▸ EXERCISE 1: According to the e-waste article, what is the official figure for the total amount of e-waste generated in Singapore each year?
▸ EXERCISE 2: From the e-waste article, extract the passage from "The Government is" up to and including "expected to increase.", with no changes.

▸ TEXT TO READ:
%%

Why It Matters

Timely move to curb e-waste

The Government is mulling over implementing regulations to ensure that discarded electrical and electronic items are recycled and reused.

The move comes at a good time as China, the world's biggest dumping ground, is banning a lot of the trash reaching it from overseas. And as technology continues to become more pervasive, e-waste in Singapore is expected to increase.

Official figures put the total amount of e-waste generated here at 60,000 tonnes a year, half of which comes from households and the other from industry and commerce. Experts, however, suspect that it could be much more.

As e-waste discarded here is mostly handled by the informal sector made up of scrap traders and rag-and-bone men, its flow is hard to track and data on what gets recycled or incinerated is scarce.

These scrap traders and rag-and-bone men lack the skills to fully recycle the items they collect. Hence, metals like copper, aluminium and even gold, which can be salvaged from e-waste and used to make new products, end up being incinerated.

This adds to carbon emissions and contaminates the ash at the Semakau landfill.

%%

Data records
%%

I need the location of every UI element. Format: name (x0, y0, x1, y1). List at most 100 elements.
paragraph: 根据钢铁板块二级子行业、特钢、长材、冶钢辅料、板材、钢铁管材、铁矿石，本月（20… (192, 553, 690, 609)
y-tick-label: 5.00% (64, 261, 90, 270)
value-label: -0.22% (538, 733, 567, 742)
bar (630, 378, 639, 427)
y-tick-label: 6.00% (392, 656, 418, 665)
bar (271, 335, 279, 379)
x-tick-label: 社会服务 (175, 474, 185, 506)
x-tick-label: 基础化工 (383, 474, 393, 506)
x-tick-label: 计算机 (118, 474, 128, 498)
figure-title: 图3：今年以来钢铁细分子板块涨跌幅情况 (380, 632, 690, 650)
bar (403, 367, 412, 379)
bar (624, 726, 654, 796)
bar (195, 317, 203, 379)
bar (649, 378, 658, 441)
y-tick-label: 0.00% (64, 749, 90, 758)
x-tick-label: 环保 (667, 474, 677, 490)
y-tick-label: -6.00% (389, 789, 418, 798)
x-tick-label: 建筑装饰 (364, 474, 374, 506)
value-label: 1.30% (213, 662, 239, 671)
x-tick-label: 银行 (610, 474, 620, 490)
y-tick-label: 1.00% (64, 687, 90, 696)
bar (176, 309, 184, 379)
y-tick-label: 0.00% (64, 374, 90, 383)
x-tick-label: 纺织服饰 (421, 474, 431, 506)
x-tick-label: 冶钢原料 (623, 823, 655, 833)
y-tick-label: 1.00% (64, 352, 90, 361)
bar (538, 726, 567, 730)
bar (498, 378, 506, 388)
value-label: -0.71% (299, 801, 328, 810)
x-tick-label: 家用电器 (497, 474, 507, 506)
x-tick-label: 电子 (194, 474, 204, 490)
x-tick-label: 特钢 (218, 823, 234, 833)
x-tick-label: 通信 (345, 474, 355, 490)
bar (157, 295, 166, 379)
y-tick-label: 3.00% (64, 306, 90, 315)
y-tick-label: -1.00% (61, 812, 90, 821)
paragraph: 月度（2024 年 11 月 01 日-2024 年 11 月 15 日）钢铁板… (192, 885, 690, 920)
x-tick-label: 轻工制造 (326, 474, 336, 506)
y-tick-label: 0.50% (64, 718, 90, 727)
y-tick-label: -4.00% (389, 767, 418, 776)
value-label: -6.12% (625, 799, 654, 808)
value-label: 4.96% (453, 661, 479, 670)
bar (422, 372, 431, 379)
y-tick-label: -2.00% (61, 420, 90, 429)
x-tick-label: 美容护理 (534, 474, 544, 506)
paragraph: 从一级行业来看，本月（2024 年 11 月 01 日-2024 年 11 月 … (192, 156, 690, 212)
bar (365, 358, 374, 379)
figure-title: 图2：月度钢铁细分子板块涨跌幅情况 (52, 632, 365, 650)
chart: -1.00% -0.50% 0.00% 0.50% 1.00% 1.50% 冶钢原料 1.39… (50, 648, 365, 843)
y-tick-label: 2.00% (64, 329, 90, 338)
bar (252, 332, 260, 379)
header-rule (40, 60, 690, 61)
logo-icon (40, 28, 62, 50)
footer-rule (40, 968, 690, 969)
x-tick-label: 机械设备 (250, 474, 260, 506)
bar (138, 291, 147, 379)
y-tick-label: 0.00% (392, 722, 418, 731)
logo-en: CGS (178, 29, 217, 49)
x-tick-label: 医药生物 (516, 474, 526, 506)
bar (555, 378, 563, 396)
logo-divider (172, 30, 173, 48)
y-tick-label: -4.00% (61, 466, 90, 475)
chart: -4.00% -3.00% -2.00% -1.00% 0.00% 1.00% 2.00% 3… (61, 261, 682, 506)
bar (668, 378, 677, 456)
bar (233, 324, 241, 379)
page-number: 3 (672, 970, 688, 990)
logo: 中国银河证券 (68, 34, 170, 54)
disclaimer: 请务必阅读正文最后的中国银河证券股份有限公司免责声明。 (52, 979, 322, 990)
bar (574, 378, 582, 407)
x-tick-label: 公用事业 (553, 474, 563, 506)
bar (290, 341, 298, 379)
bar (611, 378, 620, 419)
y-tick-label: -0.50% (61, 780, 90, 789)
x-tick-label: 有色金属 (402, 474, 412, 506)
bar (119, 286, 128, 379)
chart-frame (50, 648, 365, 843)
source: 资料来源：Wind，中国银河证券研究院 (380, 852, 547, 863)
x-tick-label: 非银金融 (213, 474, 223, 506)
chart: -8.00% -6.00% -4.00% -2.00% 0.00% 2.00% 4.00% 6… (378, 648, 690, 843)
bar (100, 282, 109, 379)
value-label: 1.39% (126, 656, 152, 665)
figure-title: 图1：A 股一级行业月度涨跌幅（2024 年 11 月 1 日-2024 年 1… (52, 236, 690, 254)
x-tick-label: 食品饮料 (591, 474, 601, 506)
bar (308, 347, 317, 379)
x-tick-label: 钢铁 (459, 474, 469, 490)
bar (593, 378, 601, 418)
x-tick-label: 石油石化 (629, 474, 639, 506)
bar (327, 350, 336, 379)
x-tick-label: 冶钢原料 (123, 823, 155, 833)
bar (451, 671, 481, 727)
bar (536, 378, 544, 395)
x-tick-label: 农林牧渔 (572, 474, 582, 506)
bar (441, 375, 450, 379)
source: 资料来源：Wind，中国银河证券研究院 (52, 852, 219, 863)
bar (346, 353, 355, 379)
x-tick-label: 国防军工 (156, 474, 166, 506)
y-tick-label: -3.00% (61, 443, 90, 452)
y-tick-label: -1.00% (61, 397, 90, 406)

%%

▸ FINISHED ANSWER 1: 60,000 tonnes a year

▸ FINISHED ANSWER 2:
The Government is mulling over implementing regulations to ensure that discarded electrical and electronic items are recycled and reused.

The move comes at a good time as China, the world's biggest dumping ground, is banning a lot of the trash reaching it from overseas. And as technology continues to become more pervasive, e-waste in Singapore is expected to increase.